## INPUT
------

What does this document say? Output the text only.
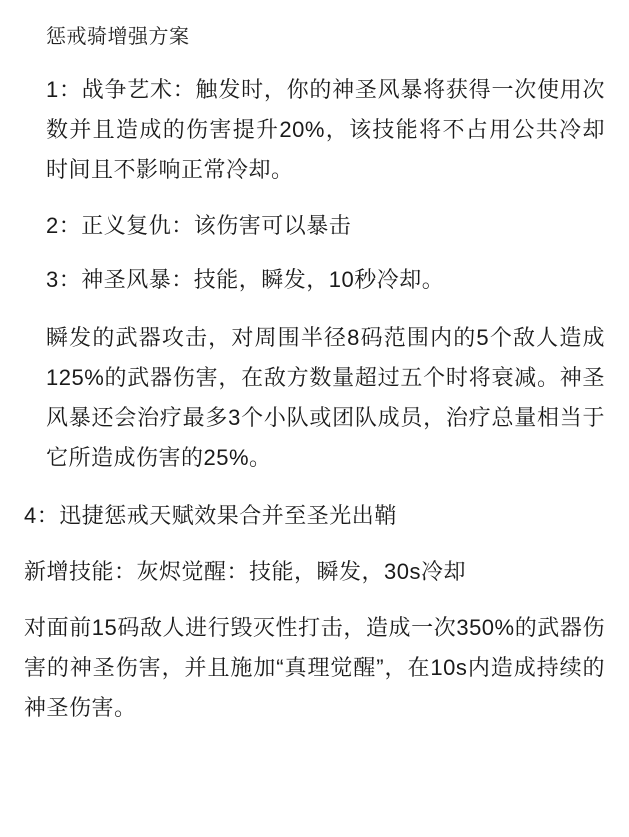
惩戒骑增强方案
1：战争艺术：触发时，你的神圣风暴将获得一次使用次数并且造成的伤害提升20%，该技能将不占用公共冷却时间且不影响正常冷却。
2：正义复仇：该伤害可以暴击
3：神圣风暴：技能，瞬发，10秒冷却。
瞬发的武器攻击，对周围半径8码范围内的5个敌人造成125%的武器伤害，在敌方数量超过五个时将衰减。神圣风暴还会治疗最多3个小队或团队成员，治疗总量相当于它所造成伤害的25%。
4：迅捷惩戒天赋效果合并至圣光出鞘
新增技能：灰烬觉醒：技能，瞬发，30s冷却
对面前15码敌人进行毁灭性打击，造成一次350%的武器伤害的神圣伤害，并且施加“真理觉醒”，在10s内造成持续的神圣伤害。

------

The pictures should not appear in the copy; every other part of the records above must be returned exactly.

## OUTPUT
What does this document say? Output the text only.
惩戒骑增强方案
1：战争艺术：触发时，你的神圣风暴将获得一次使用次数并且造成的伤害提升20%，该技能将不占用公共冷却时间且不影响正常冷却。
2：正义复仇：该伤害可以暴击
3：神圣风暴：技能，瞬发，10秒冷却。
瞬发的武器攻击，对周围半径8码范围内的5个敌人造成125%的武器伤害，在敌方数量超过五个时将衰减。神圣风暴还会治疗最多3个小队或团队成员，治疗总量相当于它所造成伤害的25%。
4：迅捷惩戒天赋效果合并至圣光出鞘
新增技能：灰烬觉醒：技能，瞬发，30s冷却
对面前15码敌人进行毁灭性打击，造成一次350%的武器伤害的神圣伤害，并且施加“真理觉醒”，在10s内造成持续的神圣伤害。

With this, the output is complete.